Directions for this task: All of the records below should be output exactly.

Items listed in a dataset:
○ ○ ○ ○ ○ ○ ○

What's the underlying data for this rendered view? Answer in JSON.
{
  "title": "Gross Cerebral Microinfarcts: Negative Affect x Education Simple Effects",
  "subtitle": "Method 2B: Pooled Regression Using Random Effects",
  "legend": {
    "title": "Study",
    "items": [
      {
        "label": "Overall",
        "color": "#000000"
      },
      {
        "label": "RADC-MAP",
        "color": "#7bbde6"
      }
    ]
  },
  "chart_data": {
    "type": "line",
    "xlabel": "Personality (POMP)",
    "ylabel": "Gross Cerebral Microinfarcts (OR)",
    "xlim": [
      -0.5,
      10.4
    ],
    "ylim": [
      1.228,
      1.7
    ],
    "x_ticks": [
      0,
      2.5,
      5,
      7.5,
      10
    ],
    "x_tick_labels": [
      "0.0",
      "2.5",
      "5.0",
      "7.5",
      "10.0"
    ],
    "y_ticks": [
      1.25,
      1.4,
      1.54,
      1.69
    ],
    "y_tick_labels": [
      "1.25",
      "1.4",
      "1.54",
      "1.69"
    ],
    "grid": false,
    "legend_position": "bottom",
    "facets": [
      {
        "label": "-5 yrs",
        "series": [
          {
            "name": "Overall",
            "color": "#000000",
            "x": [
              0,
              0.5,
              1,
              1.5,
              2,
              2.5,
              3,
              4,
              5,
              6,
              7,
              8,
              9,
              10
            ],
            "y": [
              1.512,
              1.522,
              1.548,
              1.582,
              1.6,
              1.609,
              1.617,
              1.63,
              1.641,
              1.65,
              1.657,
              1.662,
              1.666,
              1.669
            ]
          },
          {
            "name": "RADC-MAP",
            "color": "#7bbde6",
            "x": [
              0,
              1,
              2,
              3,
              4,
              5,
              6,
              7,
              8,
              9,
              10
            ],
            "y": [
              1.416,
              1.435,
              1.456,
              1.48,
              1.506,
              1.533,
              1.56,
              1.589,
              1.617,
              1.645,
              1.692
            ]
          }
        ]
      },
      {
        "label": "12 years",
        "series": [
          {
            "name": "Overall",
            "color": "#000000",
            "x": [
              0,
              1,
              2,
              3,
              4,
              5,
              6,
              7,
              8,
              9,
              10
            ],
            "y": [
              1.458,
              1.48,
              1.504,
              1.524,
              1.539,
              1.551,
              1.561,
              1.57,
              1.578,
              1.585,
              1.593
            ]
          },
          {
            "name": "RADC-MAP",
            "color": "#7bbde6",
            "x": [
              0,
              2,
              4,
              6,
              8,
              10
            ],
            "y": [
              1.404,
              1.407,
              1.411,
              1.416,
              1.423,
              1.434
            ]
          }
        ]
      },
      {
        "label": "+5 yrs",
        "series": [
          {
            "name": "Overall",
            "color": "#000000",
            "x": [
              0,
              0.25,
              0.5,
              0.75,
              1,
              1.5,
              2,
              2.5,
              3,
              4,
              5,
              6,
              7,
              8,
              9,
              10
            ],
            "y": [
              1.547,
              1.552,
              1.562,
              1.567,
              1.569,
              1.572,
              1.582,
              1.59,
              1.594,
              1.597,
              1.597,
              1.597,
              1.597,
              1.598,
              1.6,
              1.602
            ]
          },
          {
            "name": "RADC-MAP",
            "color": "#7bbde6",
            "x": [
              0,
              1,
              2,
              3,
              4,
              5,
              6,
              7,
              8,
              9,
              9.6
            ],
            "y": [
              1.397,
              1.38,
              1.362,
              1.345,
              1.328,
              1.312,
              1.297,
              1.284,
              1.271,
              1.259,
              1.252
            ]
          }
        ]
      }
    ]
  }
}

○ ○ ○ ○ ○ ○ ○

Exercise response:
What's the underlying data for this rendered view? Answer in JSON.
{
  "title": "Gross Cerebral Microinfarcts: Negative Affect x Education Simple Effects",
  "subtitle": "Method 2B: Pooled Regression Using Random Effects",
  "legend": {
    "title": "Study",
    "items": [
      {
        "label": "Overall",
        "color": "#000000"
      },
      {
        "label": "RADC-MAP",
        "color": "#7bbde6"
      }
    ]
  },
  "chart_data": {
    "type": "line",
    "xlabel": "Personality (POMP)",
    "ylabel": "Gross Cerebral Microinfarcts (OR)",
    "xlim": [
      -0.5,
      10.4
    ],
    "ylim": [
      1.228,
      1.7
    ],
    "x_ticks": [
      0,
      2.5,
      5,
      7.5,
      10
    ],
    "x_tick_labels": [
      "0.0",
      "2.5",
      "5.0",
      "7.5",
      "10.0"
    ],
    "y_ticks": [
      1.25,
      1.4,
      1.54,
      1.69
    ],
    "y_tick_labels": [
      "1.25",
      "1.4",
      "1.54",
      "1.69"
    ],
    "grid": false,
    "legend_position": "bottom",
    "facets": [
      {
        "label": "-5 yrs",
        "series": [
          {
            "name": "Overall",
            "color": "#000000",
            "x": [
              0,
              0.5,
              1,
              1.5,
              2,
              2.5,
              3,
              4,
              5,
              6,
              7,
              8,
              9,
              10
            ],
            "y": [
              1.512,
              1.522,
              1.548,
              1.582,
              1.6,
              1.609,
              1.617,
              1.63,
              1.641,
              1.65,
              1.657,
              1.662,
              1.666,
              1.669
            ]
          },
          {
            "name": "RADC-MAP",
            "color": "#7bbde6",
            "x": [
              0,
              1,
              2,
              3,
              4,
              5,
              6,
              7,
              8,
              9,
              10
            ],
            "y": [
              1.416,
              1.435,
              1.456,
              1.48,
              1.506,
              1.533,
              1.56,
              1.589,
              1.617,
              1.645,
              1.692
            ]
          }
        ]
      },
      {
        "label": "12 years",
        "series": [
          {
            "name": "Overall",
            "color": "#000000",
            "x": [
              0,
              1,
              2,
              3,
              4,
              5,
              6,
              7,
              8,
              9,
              10
            ],
            "y": [
              1.458,
              1.48,
              1.504,
              1.524,
              1.539,
              1.551,
              1.561,
              1.57,
              1.578,
              1.585,
              1.593
            ]
          },
          {
            "name": "RADC-MAP",
            "color": "#7bbde6",
            "x": [
              0,
              2,
              4,
              6,
              8,
              10
            ],
            "y": [
              1.404,
              1.407,
              1.411,
              1.416,
              1.423,
              1.434
            ]
          }
        ]
      },
      {
        "label": "+5 yrs",
        "series": [
          {
            "name": "Overall",
            "color": "#000000",
            "x": [
              0,
              0.25,
              0.5,
              0.75,
              1,
              1.5,
              2,
              2.5,
              3,
              4,
              5,
              6,
              7,
              8,
              9,
              10
            ],
            "y": [
              1.547,
              1.552,
              1.562,
              1.567,
              1.569,
              1.572,
              1.582,
              1.59,
              1.594,
              1.597,
              1.597,
              1.597,
              1.597,
              1.598,
              1.6,
              1.602
            ]
          },
          {
            "name": "RADC-MAP",
            "color": "#7bbde6",
            "x": [
              0,
              1,
              2,
              3,
              4,
              5,
              6,
              7,
              8,
              9,
              9.6
            ],
            "y": [
              1.397,
              1.38,
              1.362,
              1.345,
              1.328,
              1.312,
              1.297,
              1.284,
              1.271,
              1.259,
              1.252
            ]
          }
        ]
      }
    ]
  }
}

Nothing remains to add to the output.